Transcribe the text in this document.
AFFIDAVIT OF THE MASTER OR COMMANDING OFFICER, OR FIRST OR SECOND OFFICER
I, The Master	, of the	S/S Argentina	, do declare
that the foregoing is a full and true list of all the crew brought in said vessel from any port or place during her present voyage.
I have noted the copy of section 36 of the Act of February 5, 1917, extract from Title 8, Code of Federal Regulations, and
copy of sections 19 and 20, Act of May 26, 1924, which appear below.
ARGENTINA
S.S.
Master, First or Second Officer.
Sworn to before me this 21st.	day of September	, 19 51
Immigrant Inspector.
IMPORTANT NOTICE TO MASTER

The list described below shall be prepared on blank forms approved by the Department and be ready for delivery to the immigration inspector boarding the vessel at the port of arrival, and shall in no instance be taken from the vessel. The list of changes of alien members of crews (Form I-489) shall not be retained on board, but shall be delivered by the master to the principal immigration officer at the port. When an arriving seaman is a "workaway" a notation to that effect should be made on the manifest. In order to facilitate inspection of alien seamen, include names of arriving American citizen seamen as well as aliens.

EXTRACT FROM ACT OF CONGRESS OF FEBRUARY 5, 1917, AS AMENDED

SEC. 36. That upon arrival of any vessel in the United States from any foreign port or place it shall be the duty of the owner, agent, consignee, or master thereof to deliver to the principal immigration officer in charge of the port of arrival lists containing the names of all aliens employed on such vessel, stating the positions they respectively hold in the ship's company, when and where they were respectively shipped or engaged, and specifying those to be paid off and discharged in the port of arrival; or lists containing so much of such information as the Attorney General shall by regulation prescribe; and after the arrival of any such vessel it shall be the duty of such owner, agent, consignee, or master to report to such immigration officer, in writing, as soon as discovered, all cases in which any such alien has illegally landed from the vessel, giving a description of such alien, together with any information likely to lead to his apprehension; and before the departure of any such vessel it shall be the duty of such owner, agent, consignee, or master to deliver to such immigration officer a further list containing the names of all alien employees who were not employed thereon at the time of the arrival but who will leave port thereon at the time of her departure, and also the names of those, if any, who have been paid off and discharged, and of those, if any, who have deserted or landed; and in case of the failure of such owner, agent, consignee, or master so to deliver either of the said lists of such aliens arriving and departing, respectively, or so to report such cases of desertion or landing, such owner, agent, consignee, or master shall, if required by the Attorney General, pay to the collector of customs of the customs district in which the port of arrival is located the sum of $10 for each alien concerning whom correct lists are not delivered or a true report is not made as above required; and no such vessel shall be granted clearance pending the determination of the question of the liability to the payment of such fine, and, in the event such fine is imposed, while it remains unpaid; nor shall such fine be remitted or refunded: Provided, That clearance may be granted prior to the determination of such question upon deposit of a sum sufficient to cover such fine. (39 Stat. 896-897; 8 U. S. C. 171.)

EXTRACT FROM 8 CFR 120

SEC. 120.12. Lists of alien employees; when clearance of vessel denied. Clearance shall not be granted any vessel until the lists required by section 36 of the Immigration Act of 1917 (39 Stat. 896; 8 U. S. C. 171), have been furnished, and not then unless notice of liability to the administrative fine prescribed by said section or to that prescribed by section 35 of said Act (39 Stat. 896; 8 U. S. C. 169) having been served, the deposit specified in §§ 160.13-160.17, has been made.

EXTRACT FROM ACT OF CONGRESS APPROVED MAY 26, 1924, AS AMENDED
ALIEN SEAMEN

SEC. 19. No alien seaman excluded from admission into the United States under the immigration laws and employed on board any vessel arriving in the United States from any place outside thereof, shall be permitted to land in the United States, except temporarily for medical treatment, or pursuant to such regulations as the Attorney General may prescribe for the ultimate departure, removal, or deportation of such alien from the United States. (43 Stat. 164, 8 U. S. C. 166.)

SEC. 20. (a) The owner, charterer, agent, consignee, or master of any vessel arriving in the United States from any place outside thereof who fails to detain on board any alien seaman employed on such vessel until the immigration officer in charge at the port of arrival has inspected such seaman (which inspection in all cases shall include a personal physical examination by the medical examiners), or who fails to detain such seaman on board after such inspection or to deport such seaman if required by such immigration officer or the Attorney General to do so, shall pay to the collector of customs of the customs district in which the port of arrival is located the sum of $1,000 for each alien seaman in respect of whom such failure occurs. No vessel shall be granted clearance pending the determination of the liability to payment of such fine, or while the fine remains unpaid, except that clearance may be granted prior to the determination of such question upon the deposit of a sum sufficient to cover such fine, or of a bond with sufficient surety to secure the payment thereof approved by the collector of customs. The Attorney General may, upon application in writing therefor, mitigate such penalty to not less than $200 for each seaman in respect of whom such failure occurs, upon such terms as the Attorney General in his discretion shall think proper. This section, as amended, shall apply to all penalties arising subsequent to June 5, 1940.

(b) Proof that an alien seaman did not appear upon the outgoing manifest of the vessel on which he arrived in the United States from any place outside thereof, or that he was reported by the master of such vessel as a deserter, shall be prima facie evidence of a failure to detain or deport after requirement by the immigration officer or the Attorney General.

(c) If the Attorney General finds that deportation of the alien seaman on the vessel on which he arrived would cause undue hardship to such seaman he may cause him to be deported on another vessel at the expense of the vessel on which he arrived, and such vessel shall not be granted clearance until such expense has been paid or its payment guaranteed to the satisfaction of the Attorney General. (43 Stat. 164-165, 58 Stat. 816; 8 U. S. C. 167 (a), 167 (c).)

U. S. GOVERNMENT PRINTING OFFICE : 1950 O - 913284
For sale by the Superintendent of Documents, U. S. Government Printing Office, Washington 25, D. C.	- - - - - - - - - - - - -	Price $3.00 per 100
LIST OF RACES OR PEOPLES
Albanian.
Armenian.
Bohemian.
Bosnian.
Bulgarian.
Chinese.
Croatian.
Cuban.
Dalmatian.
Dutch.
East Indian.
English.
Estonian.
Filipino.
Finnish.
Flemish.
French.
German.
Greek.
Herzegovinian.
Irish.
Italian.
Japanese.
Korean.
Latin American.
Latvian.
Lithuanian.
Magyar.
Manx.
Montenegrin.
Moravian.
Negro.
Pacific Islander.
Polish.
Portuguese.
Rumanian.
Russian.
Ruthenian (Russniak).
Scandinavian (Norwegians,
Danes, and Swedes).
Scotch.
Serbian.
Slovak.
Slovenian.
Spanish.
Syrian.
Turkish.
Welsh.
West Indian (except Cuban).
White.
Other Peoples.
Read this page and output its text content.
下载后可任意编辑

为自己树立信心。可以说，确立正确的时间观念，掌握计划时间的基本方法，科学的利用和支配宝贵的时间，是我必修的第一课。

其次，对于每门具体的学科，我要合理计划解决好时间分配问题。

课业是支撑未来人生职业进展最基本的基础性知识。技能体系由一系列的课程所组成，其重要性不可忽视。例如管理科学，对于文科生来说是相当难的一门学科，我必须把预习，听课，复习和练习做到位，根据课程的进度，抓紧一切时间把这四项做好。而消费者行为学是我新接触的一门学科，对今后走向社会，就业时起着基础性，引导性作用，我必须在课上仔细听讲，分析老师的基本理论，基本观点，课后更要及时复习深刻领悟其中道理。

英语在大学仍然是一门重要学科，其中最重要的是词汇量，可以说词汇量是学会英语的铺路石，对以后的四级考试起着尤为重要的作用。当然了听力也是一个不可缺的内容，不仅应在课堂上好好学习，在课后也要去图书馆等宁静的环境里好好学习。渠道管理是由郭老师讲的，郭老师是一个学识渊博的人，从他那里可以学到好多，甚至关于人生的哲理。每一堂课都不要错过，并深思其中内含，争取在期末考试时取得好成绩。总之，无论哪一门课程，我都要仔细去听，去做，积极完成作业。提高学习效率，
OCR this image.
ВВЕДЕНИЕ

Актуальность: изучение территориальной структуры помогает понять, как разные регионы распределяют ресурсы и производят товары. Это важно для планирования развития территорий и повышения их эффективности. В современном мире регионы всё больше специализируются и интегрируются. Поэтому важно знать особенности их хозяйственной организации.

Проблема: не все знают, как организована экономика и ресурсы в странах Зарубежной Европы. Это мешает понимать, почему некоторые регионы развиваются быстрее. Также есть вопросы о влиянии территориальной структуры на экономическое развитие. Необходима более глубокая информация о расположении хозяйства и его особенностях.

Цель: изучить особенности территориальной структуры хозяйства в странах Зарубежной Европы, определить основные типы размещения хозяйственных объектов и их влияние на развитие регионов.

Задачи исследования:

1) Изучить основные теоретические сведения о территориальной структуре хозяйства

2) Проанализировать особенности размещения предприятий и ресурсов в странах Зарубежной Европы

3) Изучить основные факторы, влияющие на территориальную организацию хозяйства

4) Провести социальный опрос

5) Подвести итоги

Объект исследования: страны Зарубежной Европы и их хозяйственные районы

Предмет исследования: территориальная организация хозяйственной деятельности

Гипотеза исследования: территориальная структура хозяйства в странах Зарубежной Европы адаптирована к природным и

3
-------------------------
REQUIRED WORK: Above are the records. Copy every line in them holding "CONGRESS".

RESPONSE TO THE EXERCISE:
EXTRACT FROM ACT OF CONGRESS OF FEBRUARY 5, 1917, AS AMENDED
EXTRACT FROM ACT OF CONGRESS APPROVED MAY 26, 1924, AS AMENDED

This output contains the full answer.